> **WORK REQUIRED**: Without the pictures, give the entries below again exactly as written.

> **Extracted data entries**:
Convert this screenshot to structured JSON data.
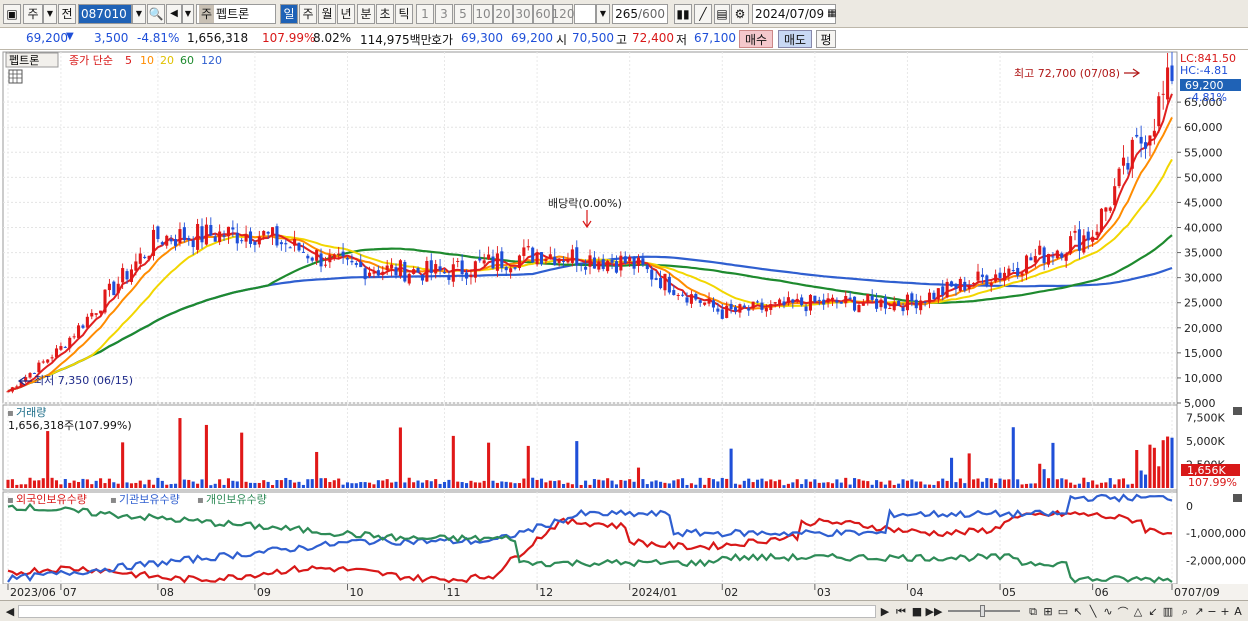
{
  "toolbar": {
    "market": "주",
    "prev_btn": "전",
    "code": "087010",
    "name_type": "주",
    "name": "펩트론",
    "periods": [
      "일",
      "주",
      "월",
      "년",
      "분",
      "초",
      "틱"
    ],
    "active_period": "일",
    "multipliers": [
      "1",
      "3",
      "5",
      "10",
      "20",
      "30",
      "60",
      "120"
    ],
    "count": "265",
    "max_count": "/600",
    "date": "2024/07/09"
  },
  "ticker": {
    "price": "69,200",
    "change": "3,500",
    "rate": "-4.81%",
    "volume": "1,656,318",
    "vol_ratio": "107.99%",
    "turnover": "8.02%",
    "amount": "114,975백만",
    "quote_label": "호가",
    "ask": "69,300",
    "bid": "69,200",
    "open_label": "시",
    "open": "70,500",
    "high_label": "고",
    "high": "72,400",
    "low_label": "저",
    "low": "67,100",
    "buy": "매수",
    "sell": "매도",
    "avg": "평"
  },
  "price_panel": {
    "name": "펩트론",
    "ma_label": "종가 단순",
    "ma_periods": [
      "5",
      "10",
      "20",
      "60",
      "120"
    ],
    "ma_colors": [
      "#e02020",
      "#ff8c00",
      "#f2d600",
      "#1e8a2e",
      "#2f5fd0"
    ],
    "lc": "LC:841.50",
    "hc": "HC:-4.81",
    "current": "69,200",
    "current_rate": "-4.81%",
    "high_annot": "최고 72,700 (07/08)",
    "low_annot": "최저 7,350 (06/15)",
    "event_annot": "배당락(0.00%)",
    "y_ticks": [
      "65,000",
      "60,000",
      "55,000",
      "50,000",
      "45,000",
      "40,000",
      "35,000",
      "30,000",
      "25,000",
      "20,000",
      "15,000",
      "10,000",
      "5,000"
    ]
  },
  "volume_panel": {
    "title": "거래량",
    "value": "1,656,318주(107.99%)",
    "y_ticks": [
      "7,500K",
      "5,000K",
      "2,500K"
    ],
    "current": "1,656K",
    "current_rate": "107.99%"
  },
  "holder_panel": {
    "series": [
      {
        "name": "외국인보유수량",
        "color": "#d81818"
      },
      {
        "name": "기관보유수량",
        "color": "#2f5fd0"
      },
      {
        "name": "개인보유수량",
        "color": "#2e8b57"
      }
    ],
    "y_ticks": [
      "0",
      "-1,000,000",
      "-2,000,000"
    ]
  },
  "x_axis": {
    "labels": [
      "2023/06",
      "07",
      "08",
      "09",
      "10",
      "11",
      "12",
      "2024/01",
      "02",
      "03",
      "04",
      "05",
      "06",
      "07"
    ],
    "right_label": "07/09"
  },
  "chart_data": {
    "type": "candlestick",
    "x_range": [
      "2023/06",
      "2024/07/09"
    ],
    "ylim": [
      5000,
      75000
    ],
    "series_approx": {
      "close_monthly": [
        {
          "x": "2023/06",
          "y": 7350
        },
        {
          "x": "2023/07",
          "y": 16000
        },
        {
          "x": "2023/08",
          "y": 38000
        },
        {
          "x": "2023/09",
          "y": 39000
        },
        {
          "x": "2023/10",
          "y": 32000
        },
        {
          "x": "2023/11",
          "y": 31000
        },
        {
          "x": "2023/12",
          "y": 35000
        },
        {
          "x": "2024/01",
          "y": 33000
        },
        {
          "x": "2024/02",
          "y": 23000
        },
        {
          "x": "2024/03",
          "y": 25000
        },
        {
          "x": "2024/04",
          "y": 25000
        },
        {
          "x": "2024/05",
          "y": 31000
        },
        {
          "x": "2024/06",
          "y": 39000
        },
        {
          "x": "2024/07/09",
          "y": 69200
        }
      ]
    },
    "volume_ylim": [
      0,
      8500
    ],
    "volume_unit": "K",
    "holder_ylim": [
      -2800000,
      400000
    ]
  },
  "status": {
    "buttons": [
      "▶",
      "⏮",
      "■",
      "▶▶"
    ]
  }
}
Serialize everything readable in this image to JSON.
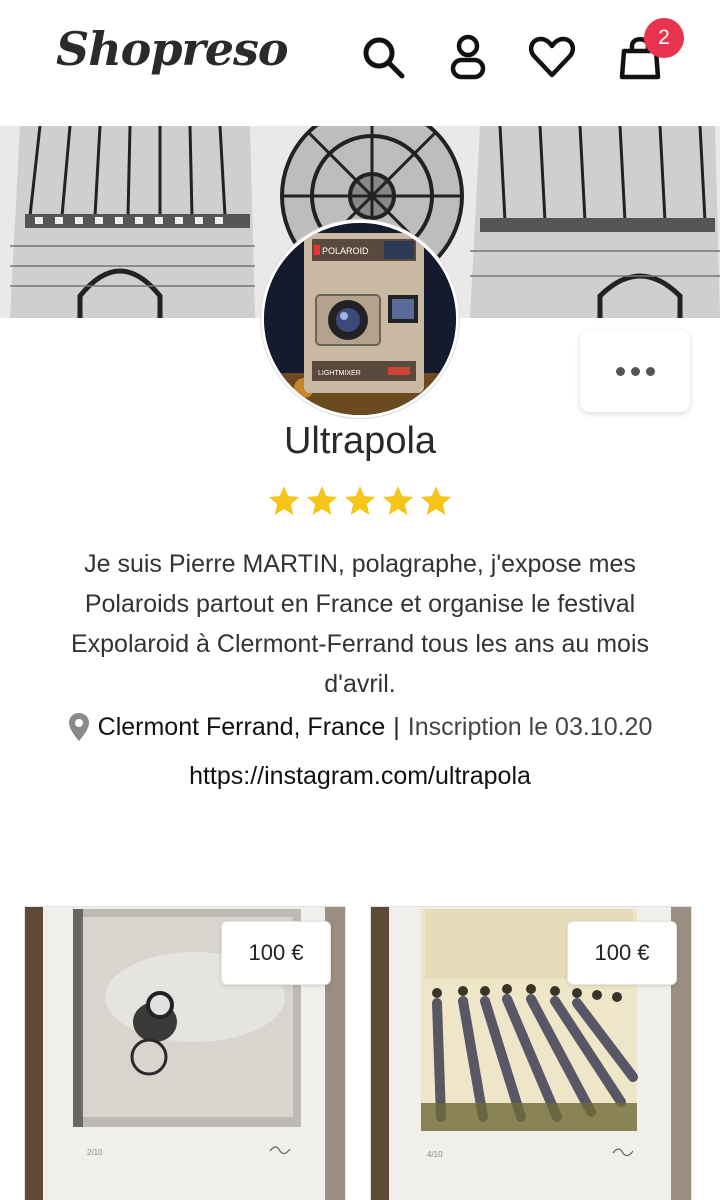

> **RESULT OF THIS TASK**:
Convert this screenshot to structured JSON data.
{
  "toolbar": {
    "market": "주",
    "prev_btn": "전",
    "code": "087010",
    "name_type": "주",
    "name": "펩트론",
    "periods": [
      "일",
      "주",
      "월",
      "년",
      "분",
      "초",
      "틱"
    ],
    "active_period": "일",
    "multipliers": [
      "1",
      "3",
      "5",
      "10",
      "20",
      "30",
      "60",
      "120"
    ],
    "count": "265",
    "max_count": "/600",
    "date": "2024/07/09"
  },
  "ticker": {
    "price": "69,200",
    "change": "3,500",
    "rate": "-4.81%",
    "volume": "1,656,318",
    "vol_ratio": "107.99%",
    "turnover": "8.02%",
    "amount": "114,975백만",
    "quote_label": "호가",
    "ask": "69,300",
    "bid": "69,200",
    "open_label": "시",
    "open": "70,500",
    "high_label": "고",
    "high": "72,400",
    "low_label": "저",
    "low": "67,100",
    "buy": "매수",
    "sell": "매도",
    "avg": "평"
  },
  "price_panel": {
    "name": "펩트론",
    "ma_label": "종가 단순",
    "ma_periods": [
      "5",
      "10",
      "20",
      "60",
      "120"
    ],
    "ma_colors": [
      "#e02020",
      "#ff8c00",
      "#f2d600",
      "#1e8a2e",
      "#2f5fd0"
    ],
    "lc": "LC:841.50",
    "hc": "HC:-4.81",
    "current": "69,200",
    "current_rate": "-4.81%",
    "high_annot": "최고 72,700 (07/08)",
    "low_annot": "최저 7,350 (06/15)",
    "event_annot": "배당락(0.00%)",
    "y_ticks": [
      "65,000",
      "60,000",
      "55,000",
      "50,000",
      "45,000",
      "40,000",
      "35,000",
      "30,000",
      "25,000",
      "20,000",
      "15,000",
      "10,000",
      "5,000"
    ]
  },
  "volume_panel": {
    "title": "거래량",
    "value": "1,656,318주(107.99%)",
    "y_ticks": [
      "7,500K",
      "5,000K",
      "2,500K"
    ],
    "current": "1,656K",
    "current_rate": "107.99%"
  },
  "holder_panel": {
    "series": [
      {
        "name": "외국인보유수량",
        "color": "#d81818"
      },
      {
        "name": "기관보유수량",
        "color": "#2f5fd0"
      },
      {
        "name": "개인보유수량",
        "color": "#2e8b57"
      }
    ],
    "y_ticks": [
      "0",
      "-1,000,000",
      "-2,000,000"
    ]
  },
  "x_axis": {
    "labels": [
      "2023/06",
      "07",
      "08",
      "09",
      "10",
      "11",
      "12",
      "2024/01",
      "02",
      "03",
      "04",
      "05",
      "06",
      "07"
    ],
    "right_label": "07/09"
  },
  "chart_data": {
    "type": "candlestick",
    "x_range": [
      "2023/06",
      "2024/07/09"
    ],
    "ylim": [
      5000,
      75000
    ],
    "series_approx": {
      "close_monthly": [
        {
          "x": "2023/06",
          "y": 7350
        },
        {
          "x": "2023/07",
          "y": 16000
        },
        {
          "x": "2023/08",
          "y": 38000
        },
        {
          "x": "2023/09",
          "y": 39000
        },
        {
          "x": "2023/10",
          "y": 32000
        },
        {
          "x": "2023/11",
          "y": 31000
        },
        {
          "x": "2023/12",
          "y": 35000
        },
        {
          "x": "2024/01",
          "y": 33000
        },
        {
          "x": "2024/02",
          "y": 23000
        },
        {
          "x": "2024/03",
          "y": 25000
        },
        {
          "x": "2024/04",
          "y": 25000
        },
        {
          "x": "2024/05",
          "y": 31000
        },
        {
          "x": "2024/06",
          "y": 39000
        },
        {
          "x": "2024/07/09",
          "y": 69200
        }
      ]
    },
    "volume_ylim": [
      0,
      8500
    ],
    "volume_unit": "K",
    "holder_ylim": [
      -2800000,
      400000
    ]
  },
  "status": {
    "buttons": [
      "▶",
      "⏮",
      "■",
      "▶▶"
    ]
  }
}
Serialize everything readable in this image to JSON.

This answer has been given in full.